* Aim of the task: Repeat all of the records verbatim.

* Material for this task:
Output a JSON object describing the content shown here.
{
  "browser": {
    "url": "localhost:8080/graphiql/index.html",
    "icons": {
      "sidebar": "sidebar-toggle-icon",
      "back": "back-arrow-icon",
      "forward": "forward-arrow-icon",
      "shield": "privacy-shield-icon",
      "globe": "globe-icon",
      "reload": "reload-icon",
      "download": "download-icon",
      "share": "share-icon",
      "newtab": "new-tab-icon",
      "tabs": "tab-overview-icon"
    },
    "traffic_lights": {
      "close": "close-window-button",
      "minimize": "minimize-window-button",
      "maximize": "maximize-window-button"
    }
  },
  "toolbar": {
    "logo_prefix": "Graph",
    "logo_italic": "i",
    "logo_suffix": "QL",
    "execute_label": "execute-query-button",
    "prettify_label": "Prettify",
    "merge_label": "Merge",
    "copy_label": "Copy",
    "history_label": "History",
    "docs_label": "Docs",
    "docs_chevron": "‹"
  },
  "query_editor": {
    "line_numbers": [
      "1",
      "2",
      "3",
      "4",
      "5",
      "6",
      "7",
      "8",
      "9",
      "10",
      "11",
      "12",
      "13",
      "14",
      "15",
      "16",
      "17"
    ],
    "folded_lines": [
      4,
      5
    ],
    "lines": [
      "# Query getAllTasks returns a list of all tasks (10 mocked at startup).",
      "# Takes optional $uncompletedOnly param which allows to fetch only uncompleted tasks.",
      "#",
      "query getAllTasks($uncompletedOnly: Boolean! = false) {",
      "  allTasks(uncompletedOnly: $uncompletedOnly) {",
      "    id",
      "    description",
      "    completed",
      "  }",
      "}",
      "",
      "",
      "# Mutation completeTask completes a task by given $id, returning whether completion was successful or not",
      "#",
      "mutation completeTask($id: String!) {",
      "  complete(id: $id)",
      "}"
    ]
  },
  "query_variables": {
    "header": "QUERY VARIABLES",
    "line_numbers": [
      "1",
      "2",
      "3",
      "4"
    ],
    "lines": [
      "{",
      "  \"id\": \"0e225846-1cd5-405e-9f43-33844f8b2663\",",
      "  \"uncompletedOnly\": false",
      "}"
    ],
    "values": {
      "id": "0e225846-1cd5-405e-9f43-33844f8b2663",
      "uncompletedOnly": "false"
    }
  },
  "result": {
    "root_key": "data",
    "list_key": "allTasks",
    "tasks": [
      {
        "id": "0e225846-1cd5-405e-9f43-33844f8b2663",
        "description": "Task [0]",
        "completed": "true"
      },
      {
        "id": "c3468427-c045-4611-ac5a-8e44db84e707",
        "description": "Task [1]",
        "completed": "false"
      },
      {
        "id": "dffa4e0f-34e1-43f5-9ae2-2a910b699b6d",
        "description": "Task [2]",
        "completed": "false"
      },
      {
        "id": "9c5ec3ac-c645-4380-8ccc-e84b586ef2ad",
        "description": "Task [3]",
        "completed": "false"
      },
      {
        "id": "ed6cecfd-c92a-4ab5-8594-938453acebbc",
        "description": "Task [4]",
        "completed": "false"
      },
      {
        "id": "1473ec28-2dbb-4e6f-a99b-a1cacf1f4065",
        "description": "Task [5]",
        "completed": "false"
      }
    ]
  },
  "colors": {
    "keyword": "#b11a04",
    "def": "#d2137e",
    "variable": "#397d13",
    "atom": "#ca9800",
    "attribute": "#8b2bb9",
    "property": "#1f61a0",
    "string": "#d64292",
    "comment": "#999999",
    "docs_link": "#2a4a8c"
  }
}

* Solution below:
Output a JSON object describing the content shown here.
{
  "browser": {
    "url": "localhost:8080/graphiql/index.html",
    "icons": {
      "sidebar": "sidebar-toggle-icon",
      "back": "back-arrow-icon",
      "forward": "forward-arrow-icon",
      "shield": "privacy-shield-icon",
      "globe": "globe-icon",
      "reload": "reload-icon",
      "download": "download-icon",
      "share": "share-icon",
      "newtab": "new-tab-icon",
      "tabs": "tab-overview-icon"
    },
    "traffic_lights": {
      "close": "close-window-button",
      "minimize": "minimize-window-button",
      "maximize": "maximize-window-button"
    }
  },
  "toolbar": {
    "logo_prefix": "Graph",
    "logo_italic": "i",
    "logo_suffix": "QL",
    "execute_label": "execute-query-button",
    "prettify_label": "Prettify",
    "merge_label": "Merge",
    "copy_label": "Copy",
    "history_label": "History",
    "docs_label": "Docs",
    "docs_chevron": "‹"
  },
  "query_editor": {
    "line_numbers": [
      "1",
      "2",
      "3",
      "4",
      "5",
      "6",
      "7",
      "8",
      "9",
      "10",
      "11",
      "12",
      "13",
      "14",
      "15",
      "16",
      "17"
    ],
    "folded_lines": [
      4,
      5
    ],
    "lines": [
      "# Query getAllTasks returns a list of all tasks (10 mocked at startup).",
      "# Takes optional $uncompletedOnly param which allows to fetch only uncompleted tasks.",
      "#",
      "query getAllTasks($uncompletedOnly: Boolean! = false) {",
      "  allTasks(uncompletedOnly: $uncompletedOnly) {",
      "    id",
      "    description",
      "    completed",
      "  }",
      "}",
      "",
      "",
      "# Mutation completeTask completes a task by given $id, returning whether completion was successful or not",
      "#",
      "mutation completeTask($id: String!) {",
      "  complete(id: $id)",
      "}"
    ]
  },
  "query_variables": {
    "header": "QUERY VARIABLES",
    "line_numbers": [
      "1",
      "2",
      "3",
      "4"
    ],
    "lines": [
      "{",
      "  \"id\": \"0e225846-1cd5-405e-9f43-33844f8b2663\",",
      "  \"uncompletedOnly\": false",
      "}"
    ],
    "values": {
      "id": "0e225846-1cd5-405e-9f43-33844f8b2663",
      "uncompletedOnly": "false"
    }
  },
  "result": {
    "root_key": "data",
    "list_key": "allTasks",
    "tasks": [
      {
        "id": "0e225846-1cd5-405e-9f43-33844f8b2663",
        "description": "Task [0]",
        "completed": "true"
      },
      {
        "id": "c3468427-c045-4611-ac5a-8e44db84e707",
        "description": "Task [1]",
        "completed": "false"
      },
      {
        "id": "dffa4e0f-34e1-43f5-9ae2-2a910b699b6d",
        "description": "Task [2]",
        "completed": "false"
      },
      {
        "id": "9c5ec3ac-c645-4380-8ccc-e84b586ef2ad",
        "description": "Task [3]",
        "completed": "false"
      },
      {
        "id": "ed6cecfd-c92a-4ab5-8594-938453acebbc",
        "description": "Task [4]",
        "completed": "false"
      },
      {
        "id": "1473ec28-2dbb-4e6f-a99b-a1cacf1f4065",
        "description": "Task [5]",
        "completed": "false"
      }
    ]
  },
  "colors": {
    "keyword": "#b11a04",
    "def": "#d2137e",
    "variable": "#397d13",
    "atom": "#ca9800",
    "attribute": "#8b2bb9",
    "property": "#1f61a0",
    "string": "#d64292",
    "comment": "#999999",
    "docs_link": "#2a4a8c"
  }
}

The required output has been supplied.